Records from a dataset
----
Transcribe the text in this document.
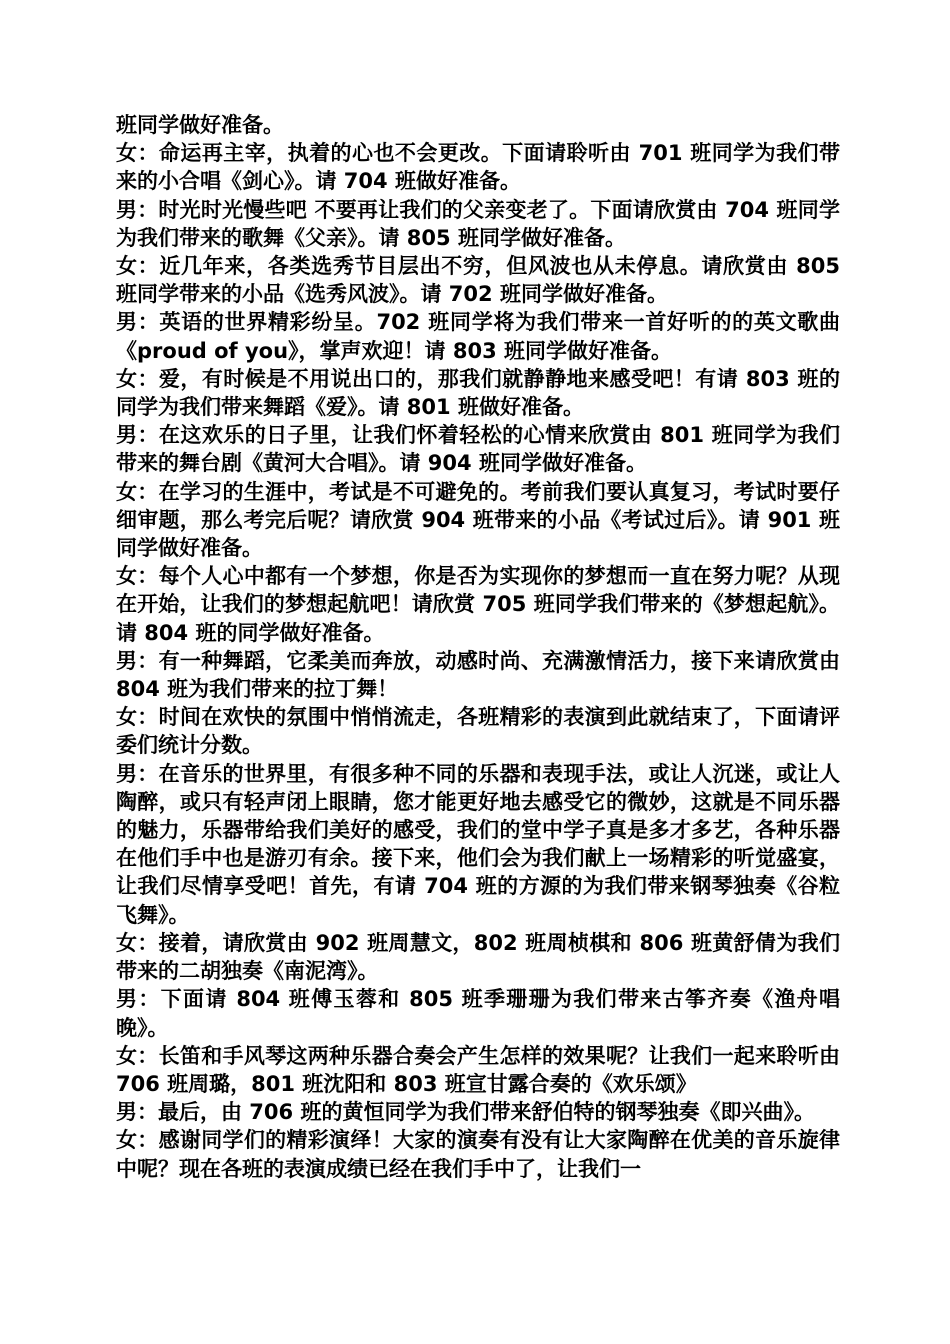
班同学做好准备。

女：命运再主宰，执着的心也不会更改。下面请聆听由 701 班同学为我们带来的小合唱《剑心》。请 704 班做好准备。

男：时光时光慢些吧 不要再让我们的父亲变老了。下面请欣赏由 704 班同学为我们带来的歌舞《父亲》。请 805 班同学做好准备。

女：近几年来，各类选秀节目层出不穷，但风波也从未停息。请欣赏由 805 班同学带来的小品《选秀风波》。请 702 班同学做好准备。

男：英语的世界精彩纷呈。702 班同学将为我们带来一首好听的的英文歌曲《proud of you》，掌声欢迎！请 803 班同学做好准备。

女：爱，有时候是不用说出口的，那我们就静静地来感受吧！有请 803 班的同学为我们带来舞蹈《爱》。请 801 班做好准备。

男：在这欢乐的日子里，让我们怀着轻松的心情来欣赏由 801 班同学为我们带来的舞台剧《黄河大合唱》。请 904 班同学做好准备。

女：在学习的生涯中，考试是不可避免的。考前我们要认真复习，考试时要仔细审题，那么考完后呢？请欣赏 904 班带来的小品《考试过后》。请 901 班同学做好准备。

女：每个人心中都有一个梦想，你是否为实现你的梦想而一直在努力呢？从现在开始，让我们的梦想起航吧！请欣赏 705 班同学我们带来的《梦想起航》。请 804 班的同学做好准备。

男：有一种舞蹈，它柔美而奔放，动感时尚、充满激情活力，接下来请欣赏由 804 班为我们带来的拉丁舞！

女：时间在欢快的氛围中悄悄流走，各班精彩的表演到此就结束了，下面请评委们统计分数。

男：在音乐的世界里，有很多种不同的乐器和表现手法，或让人沉迷，或让人陶醉，或只有轻声闭上眼睛，您才能更好地去感受它的微妙，这就是不同乐器的魅力，乐器带给我们美好的感受，我们的堂中学子真是多才多艺，各种乐器在他们手中也是游刃有余。接下来，他们会为我们献上一场精彩的听觉盛宴，让我们尽情享受吧！首先，有请 704 班的方源的为我们带来钢琴独奏《谷粒飞舞》。

女：接着，请欣赏由 902 班周慧文，802 班周桢棋和 806 班黄舒倩为我们带来的二胡独奏《南泥湾》。

男：下面请 804 班傅玉蓉和 805 班季珊珊为我们带来古筝齐奏《渔舟唱晚》。

女：长笛和手风琴这两种乐器合奏会产生怎样的效果呢？让我们一起来聆听由 706 班周璐，801 班沈阳和 803 班宣甘露合奏的《欢乐颂》

男：最后，由 706 班的黄恒同学为我们带来舒伯特的钢琴独奏《即兴曲》。

女：感谢同学们的精彩演绎！大家的演奏有没有让大家陶醉在优美的音乐旋律中呢？现在各班的表演成绩已经在我们手中了，让我们一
----
__Given task__. Do not include images; quote all of the entries above exactly.

__The output__.
Transcribe the text in this document.
班同学做好准备。

女：命运再主宰，执着的心也不会更改。下面请聆听由 701 班同学为我们带来的小合唱《剑心》。请 704 班做好准备。

男：时光时光慢些吧 不要再让我们的父亲变老了。下面请欣赏由 704 班同学为我们带来的歌舞《父亲》。请 805 班同学做好准备。

女：近几年来，各类选秀节目层出不穷，但风波也从未停息。请欣赏由 805 班同学带来的小品《选秀风波》。请 702 班同学做好准备。

男：英语的世界精彩纷呈。702 班同学将为我们带来一首好听的的英文歌曲《proud of you》，掌声欢迎！请 803 班同学做好准备。

女：爱，有时候是不用说出口的，那我们就静静地来感受吧！有请 803 班的同学为我们带来舞蹈《爱》。请 801 班做好准备。

男：在这欢乐的日子里，让我们怀着轻松的心情来欣赏由 801 班同学为我们带来的舞台剧《黄河大合唱》。请 904 班同学做好准备。

女：在学习的生涯中，考试是不可避免的。考前我们要认真复习，考试时要仔细审题，那么考完后呢？请欣赏 904 班带来的小品《考试过后》。请 901 班同学做好准备。

女：每个人心中都有一个梦想，你是否为实现你的梦想而一直在努力呢？从现在开始，让我们的梦想起航吧！请欣赏 705 班同学我们带来的《梦想起航》。请 804 班的同学做好准备。

男：有一种舞蹈，它柔美而奔放，动感时尚、充满激情活力，接下来请欣赏由 804 班为我们带来的拉丁舞！

女：时间在欢快的氛围中悄悄流走，各班精彩的表演到此就结束了，下面请评委们统计分数。

男：在音乐的世界里，有很多种不同的乐器和表现手法，或让人沉迷，或让人陶醉，或只有轻声闭上眼睛，您才能更好地去感受它的微妙，这就是不同乐器的魅力，乐器带给我们美好的感受，我们的堂中学子真是多才多艺，各种乐器在他们手中也是游刃有余。接下来，他们会为我们献上一场精彩的听觉盛宴，让我们尽情享受吧！首先，有请 704 班的方源的为我们带来钢琴独奏《谷粒飞舞》。

女：接着，请欣赏由 902 班周慧文，802 班周桢棋和 806 班黄舒倩为我们带来的二胡独奏《南泥湾》。

男：下面请 804 班傅玉蓉和 805 班季珊珊为我们带来古筝齐奏《渔舟唱晚》。

女：长笛和手风琴这两种乐器合奏会产生怎样的效果呢？让我们一起来聆听由 706 班周璐，801 班沈阳和 803 班宣甘露合奏的《欢乐颂》

男：最后，由 706 班的黄恒同学为我们带来舒伯特的钢琴独奏《即兴曲》。

女：感谢同学们的精彩演绎！大家的演奏有没有让大家陶醉在优美的音乐旋律中呢？现在各班的表演成绩已经在我们手中了，让我们一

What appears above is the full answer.